**Exercise prompt:** Wherever the string "this" occurs in a line of these records, report that line.

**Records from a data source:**
--- BEGIN ---
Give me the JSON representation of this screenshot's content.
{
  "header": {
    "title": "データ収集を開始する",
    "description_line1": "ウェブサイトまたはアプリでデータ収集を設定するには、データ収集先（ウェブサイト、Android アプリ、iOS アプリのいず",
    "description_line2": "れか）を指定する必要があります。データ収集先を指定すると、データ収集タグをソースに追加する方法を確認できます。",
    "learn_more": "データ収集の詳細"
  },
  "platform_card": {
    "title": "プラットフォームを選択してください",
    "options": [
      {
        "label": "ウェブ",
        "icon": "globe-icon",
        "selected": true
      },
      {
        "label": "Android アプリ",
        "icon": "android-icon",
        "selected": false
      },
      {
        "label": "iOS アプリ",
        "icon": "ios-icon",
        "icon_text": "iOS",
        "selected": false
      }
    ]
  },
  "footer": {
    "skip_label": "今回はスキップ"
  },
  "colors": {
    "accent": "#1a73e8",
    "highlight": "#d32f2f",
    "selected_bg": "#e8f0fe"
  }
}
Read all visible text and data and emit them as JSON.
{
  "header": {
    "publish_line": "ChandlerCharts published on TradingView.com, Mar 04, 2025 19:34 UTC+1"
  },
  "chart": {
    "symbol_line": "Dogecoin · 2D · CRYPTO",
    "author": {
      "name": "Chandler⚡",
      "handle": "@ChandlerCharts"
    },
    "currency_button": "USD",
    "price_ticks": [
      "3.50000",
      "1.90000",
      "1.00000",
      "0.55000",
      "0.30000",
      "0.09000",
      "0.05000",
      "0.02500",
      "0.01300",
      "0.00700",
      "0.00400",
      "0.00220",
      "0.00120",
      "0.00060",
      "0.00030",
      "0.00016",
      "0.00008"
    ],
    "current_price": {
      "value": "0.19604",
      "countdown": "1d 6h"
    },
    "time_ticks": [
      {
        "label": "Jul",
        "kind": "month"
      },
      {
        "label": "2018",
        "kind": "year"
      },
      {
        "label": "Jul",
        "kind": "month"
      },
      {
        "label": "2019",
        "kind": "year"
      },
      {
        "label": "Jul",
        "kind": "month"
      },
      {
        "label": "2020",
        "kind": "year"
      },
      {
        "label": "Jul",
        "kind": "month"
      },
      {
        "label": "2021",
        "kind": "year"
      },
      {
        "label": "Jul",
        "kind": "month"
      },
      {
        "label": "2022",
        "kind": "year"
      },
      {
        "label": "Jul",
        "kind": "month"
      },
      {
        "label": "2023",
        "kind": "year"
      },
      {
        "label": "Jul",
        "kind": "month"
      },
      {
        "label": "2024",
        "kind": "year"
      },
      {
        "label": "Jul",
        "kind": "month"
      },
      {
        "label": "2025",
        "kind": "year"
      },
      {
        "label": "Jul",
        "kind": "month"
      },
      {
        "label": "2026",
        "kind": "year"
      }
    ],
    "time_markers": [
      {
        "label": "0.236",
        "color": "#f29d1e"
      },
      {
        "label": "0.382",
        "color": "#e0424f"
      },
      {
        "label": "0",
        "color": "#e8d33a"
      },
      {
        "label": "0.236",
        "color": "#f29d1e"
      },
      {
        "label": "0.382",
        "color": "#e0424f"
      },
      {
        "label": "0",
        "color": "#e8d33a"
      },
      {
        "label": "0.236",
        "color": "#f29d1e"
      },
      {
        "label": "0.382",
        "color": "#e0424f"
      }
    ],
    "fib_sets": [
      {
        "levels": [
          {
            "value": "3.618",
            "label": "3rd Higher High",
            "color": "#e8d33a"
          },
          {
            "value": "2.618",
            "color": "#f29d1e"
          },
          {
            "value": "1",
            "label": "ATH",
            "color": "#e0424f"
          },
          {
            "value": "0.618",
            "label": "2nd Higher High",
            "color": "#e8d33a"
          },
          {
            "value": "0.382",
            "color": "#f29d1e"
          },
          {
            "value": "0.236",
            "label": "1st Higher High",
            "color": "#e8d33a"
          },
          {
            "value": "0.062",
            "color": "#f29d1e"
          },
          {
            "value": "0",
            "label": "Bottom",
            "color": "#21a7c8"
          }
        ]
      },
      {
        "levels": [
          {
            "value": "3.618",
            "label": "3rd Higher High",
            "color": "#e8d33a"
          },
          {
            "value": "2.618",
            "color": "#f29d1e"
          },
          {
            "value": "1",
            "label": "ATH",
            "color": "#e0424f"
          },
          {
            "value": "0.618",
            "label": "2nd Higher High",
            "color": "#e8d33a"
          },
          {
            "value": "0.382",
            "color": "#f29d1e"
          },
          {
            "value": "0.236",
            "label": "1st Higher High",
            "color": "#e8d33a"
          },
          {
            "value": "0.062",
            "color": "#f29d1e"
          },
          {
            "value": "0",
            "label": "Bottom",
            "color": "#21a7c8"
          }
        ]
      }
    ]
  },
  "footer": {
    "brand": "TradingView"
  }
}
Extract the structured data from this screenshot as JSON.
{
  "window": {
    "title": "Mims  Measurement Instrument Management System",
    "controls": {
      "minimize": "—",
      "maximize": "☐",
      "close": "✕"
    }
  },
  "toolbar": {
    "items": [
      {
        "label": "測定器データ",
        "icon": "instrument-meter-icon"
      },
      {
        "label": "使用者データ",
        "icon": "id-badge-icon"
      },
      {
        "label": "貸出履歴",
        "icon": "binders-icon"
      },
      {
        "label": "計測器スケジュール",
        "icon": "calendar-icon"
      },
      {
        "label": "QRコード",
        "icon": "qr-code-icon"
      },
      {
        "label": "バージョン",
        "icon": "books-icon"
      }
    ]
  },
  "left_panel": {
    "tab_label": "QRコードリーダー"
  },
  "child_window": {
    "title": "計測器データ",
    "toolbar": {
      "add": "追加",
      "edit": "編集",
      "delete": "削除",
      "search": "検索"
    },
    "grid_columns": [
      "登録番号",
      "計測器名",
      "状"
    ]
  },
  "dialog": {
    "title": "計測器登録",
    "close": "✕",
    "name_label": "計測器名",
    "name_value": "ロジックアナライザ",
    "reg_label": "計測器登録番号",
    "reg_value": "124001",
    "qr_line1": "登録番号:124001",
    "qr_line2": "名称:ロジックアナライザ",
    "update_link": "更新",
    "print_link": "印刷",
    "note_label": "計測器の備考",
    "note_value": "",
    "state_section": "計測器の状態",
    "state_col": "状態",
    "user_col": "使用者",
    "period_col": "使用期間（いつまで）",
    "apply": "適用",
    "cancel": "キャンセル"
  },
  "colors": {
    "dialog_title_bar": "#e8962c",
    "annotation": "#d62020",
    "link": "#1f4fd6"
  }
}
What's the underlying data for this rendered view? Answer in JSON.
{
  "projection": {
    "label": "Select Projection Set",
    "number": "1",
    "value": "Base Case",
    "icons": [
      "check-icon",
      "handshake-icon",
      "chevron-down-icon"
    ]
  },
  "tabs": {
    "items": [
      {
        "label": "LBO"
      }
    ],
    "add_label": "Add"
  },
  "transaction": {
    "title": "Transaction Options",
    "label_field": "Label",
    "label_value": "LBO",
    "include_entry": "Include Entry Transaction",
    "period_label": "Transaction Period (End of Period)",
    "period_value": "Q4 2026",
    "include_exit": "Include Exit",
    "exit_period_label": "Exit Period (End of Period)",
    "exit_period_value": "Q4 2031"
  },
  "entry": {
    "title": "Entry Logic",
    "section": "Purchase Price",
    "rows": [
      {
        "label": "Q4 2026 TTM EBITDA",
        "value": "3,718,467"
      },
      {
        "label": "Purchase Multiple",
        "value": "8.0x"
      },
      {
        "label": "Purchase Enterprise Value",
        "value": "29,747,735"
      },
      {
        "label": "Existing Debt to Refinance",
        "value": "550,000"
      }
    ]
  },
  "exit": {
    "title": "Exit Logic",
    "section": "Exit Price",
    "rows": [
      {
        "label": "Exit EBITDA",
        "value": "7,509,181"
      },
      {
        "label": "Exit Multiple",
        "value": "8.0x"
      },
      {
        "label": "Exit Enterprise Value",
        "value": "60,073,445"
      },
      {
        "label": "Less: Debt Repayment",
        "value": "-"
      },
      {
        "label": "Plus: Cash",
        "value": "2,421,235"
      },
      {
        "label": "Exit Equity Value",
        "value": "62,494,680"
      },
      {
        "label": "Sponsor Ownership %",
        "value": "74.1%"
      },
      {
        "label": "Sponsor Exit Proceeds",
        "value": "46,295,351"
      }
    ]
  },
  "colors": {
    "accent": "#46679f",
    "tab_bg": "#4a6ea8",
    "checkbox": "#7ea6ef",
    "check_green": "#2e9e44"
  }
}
--- END ---
**Result:**
Give me the JSON representation of this screenshot's content.
Extract the structured data from this screenshot as JSON.
What's the underlying data for this rendered view? Answer in JSON.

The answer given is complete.